» **DIRECTIVE**: In the entries below, count the lines holding "text". Reply with the number only.

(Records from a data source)
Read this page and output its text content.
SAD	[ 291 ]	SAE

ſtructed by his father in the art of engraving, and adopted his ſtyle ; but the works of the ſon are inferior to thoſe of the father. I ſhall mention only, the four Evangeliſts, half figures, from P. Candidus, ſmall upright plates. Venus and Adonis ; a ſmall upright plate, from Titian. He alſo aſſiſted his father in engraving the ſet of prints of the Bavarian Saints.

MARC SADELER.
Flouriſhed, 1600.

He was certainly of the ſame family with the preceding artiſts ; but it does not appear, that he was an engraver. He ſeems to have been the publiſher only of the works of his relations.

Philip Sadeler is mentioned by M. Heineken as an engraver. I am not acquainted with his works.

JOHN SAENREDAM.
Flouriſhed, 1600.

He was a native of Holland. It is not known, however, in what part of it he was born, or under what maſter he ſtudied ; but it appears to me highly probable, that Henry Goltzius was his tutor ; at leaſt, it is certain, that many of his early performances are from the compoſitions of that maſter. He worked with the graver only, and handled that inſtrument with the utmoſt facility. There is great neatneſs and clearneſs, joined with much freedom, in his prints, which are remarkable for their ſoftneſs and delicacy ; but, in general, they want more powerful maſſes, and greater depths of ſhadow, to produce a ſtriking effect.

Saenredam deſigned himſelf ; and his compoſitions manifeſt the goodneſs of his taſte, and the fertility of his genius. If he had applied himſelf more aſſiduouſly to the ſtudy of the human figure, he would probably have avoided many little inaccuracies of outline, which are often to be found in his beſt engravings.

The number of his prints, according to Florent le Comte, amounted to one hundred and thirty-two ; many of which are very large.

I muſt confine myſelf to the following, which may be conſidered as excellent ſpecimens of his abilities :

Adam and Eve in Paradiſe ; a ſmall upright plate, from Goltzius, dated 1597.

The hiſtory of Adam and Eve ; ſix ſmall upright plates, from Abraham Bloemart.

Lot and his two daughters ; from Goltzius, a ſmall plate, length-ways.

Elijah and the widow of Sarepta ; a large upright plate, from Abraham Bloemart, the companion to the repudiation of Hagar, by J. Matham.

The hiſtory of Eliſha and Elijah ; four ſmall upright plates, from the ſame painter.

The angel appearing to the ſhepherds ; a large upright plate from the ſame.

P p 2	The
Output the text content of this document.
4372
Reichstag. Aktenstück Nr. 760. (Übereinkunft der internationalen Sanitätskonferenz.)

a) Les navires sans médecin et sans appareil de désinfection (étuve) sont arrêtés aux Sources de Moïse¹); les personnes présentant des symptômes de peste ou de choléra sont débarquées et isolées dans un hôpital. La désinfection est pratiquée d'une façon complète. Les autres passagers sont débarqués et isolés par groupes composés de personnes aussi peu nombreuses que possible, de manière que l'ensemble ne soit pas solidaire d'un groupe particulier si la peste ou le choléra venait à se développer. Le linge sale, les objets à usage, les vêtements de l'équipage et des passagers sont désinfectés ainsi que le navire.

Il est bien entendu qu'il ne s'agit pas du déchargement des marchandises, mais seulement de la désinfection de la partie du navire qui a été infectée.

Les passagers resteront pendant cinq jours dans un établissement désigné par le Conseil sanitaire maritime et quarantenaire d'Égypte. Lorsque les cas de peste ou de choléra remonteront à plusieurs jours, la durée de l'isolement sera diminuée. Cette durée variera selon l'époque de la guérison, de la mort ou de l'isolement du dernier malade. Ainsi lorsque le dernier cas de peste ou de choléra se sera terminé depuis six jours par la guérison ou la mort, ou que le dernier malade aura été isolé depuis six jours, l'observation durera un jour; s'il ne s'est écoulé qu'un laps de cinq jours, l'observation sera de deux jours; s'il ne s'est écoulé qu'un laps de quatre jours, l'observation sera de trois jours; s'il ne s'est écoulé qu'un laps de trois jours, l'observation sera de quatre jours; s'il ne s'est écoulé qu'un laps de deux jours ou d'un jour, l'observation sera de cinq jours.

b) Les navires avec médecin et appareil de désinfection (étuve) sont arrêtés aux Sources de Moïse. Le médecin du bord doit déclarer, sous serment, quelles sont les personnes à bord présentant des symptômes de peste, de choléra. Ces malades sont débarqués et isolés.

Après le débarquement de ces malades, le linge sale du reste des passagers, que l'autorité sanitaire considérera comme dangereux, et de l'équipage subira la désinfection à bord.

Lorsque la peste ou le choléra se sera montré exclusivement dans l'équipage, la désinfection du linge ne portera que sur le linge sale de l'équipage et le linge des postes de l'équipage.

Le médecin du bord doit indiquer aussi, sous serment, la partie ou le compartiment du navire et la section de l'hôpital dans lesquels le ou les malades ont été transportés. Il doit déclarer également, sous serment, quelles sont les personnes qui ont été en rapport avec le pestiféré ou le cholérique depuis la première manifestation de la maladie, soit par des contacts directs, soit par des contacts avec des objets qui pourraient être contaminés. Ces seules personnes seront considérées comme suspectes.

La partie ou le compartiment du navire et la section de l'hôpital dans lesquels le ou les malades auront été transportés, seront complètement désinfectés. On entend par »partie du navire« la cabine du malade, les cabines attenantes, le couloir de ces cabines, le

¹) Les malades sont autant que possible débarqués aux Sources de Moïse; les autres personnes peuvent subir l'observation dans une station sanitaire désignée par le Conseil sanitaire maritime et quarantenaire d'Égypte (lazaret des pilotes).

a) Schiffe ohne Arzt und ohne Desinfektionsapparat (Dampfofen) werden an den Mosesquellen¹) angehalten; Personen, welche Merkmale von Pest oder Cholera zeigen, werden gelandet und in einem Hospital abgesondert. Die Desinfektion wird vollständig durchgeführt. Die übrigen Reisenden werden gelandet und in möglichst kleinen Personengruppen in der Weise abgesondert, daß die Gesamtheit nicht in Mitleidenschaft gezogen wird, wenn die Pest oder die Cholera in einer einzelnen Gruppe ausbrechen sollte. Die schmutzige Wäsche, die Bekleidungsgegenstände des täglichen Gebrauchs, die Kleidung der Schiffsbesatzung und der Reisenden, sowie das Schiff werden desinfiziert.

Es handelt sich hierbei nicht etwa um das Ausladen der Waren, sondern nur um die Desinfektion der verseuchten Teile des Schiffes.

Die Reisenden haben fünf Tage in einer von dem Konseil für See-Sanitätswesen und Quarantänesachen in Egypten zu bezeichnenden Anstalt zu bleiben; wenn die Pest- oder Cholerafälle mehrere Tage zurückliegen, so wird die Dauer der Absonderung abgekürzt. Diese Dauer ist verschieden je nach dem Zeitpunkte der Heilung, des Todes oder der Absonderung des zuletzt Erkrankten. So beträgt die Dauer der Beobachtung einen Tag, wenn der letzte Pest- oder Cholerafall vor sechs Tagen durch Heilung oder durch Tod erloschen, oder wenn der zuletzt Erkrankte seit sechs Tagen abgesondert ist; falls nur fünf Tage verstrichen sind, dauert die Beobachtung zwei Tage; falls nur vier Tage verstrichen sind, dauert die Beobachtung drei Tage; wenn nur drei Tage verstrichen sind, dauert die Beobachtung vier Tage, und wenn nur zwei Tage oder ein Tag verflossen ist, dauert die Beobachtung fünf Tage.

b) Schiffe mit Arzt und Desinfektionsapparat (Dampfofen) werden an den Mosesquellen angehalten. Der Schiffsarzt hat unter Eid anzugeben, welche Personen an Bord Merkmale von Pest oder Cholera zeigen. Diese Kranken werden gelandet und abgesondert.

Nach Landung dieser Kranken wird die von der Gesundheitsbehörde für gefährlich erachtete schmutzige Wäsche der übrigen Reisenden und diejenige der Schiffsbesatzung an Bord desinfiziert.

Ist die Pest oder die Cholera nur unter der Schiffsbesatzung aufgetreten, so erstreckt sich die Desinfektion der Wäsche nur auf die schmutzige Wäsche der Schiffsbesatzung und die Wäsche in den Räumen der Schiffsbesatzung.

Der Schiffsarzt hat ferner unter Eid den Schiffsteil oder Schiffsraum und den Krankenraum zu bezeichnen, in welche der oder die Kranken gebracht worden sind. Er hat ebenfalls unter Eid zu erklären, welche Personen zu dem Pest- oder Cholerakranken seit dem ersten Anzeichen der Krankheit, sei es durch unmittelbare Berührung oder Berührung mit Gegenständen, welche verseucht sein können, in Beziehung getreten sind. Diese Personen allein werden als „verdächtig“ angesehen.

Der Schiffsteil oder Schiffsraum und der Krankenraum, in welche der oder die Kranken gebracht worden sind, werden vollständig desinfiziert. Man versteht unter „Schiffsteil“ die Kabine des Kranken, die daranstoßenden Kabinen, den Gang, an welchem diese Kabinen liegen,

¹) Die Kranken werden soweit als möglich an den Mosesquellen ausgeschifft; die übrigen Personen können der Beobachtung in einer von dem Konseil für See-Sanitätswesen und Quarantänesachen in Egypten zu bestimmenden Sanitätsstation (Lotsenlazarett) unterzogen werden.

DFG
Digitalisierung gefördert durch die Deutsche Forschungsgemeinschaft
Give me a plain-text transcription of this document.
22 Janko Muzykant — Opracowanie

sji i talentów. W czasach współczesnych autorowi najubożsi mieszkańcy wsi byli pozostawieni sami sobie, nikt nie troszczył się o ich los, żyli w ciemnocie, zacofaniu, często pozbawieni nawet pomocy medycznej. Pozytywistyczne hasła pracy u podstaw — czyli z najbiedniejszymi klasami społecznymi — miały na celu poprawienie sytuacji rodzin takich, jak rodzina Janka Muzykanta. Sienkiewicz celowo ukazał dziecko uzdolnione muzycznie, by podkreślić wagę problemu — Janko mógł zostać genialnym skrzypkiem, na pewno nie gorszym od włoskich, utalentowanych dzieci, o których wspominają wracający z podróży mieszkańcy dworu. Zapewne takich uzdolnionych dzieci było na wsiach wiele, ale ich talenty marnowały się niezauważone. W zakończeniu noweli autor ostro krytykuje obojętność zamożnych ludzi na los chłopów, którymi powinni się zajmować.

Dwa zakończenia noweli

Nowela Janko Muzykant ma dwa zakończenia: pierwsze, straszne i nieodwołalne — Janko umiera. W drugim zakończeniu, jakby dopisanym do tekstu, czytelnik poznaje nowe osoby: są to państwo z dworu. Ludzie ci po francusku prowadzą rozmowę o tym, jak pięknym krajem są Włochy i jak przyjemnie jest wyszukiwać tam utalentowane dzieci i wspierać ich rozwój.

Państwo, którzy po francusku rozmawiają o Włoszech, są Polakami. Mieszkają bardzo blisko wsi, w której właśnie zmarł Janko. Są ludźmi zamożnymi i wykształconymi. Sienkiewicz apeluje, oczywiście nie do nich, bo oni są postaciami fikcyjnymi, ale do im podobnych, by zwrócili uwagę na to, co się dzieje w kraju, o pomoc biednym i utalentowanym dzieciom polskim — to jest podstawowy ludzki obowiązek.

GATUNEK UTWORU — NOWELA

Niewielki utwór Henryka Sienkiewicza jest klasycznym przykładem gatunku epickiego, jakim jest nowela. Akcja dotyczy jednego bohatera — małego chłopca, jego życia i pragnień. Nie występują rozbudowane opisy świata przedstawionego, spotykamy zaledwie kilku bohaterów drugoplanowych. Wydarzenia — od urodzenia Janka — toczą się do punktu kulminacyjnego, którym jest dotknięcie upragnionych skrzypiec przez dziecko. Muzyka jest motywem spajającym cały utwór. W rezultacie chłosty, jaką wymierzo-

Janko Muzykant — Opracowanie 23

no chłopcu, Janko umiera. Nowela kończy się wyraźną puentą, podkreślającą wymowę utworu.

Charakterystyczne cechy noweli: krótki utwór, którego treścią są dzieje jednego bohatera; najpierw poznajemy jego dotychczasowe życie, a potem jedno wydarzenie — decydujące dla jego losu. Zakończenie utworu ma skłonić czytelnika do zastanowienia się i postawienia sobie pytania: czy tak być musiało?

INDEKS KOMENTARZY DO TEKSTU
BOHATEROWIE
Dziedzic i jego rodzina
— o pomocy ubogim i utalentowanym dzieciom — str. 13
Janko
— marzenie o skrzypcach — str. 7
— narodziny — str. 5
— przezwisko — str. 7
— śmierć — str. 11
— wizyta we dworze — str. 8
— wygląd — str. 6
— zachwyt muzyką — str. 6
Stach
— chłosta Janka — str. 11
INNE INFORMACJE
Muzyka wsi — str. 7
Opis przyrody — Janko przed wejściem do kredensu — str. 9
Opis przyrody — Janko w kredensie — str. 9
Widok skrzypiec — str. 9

» **THE REPLY**: 3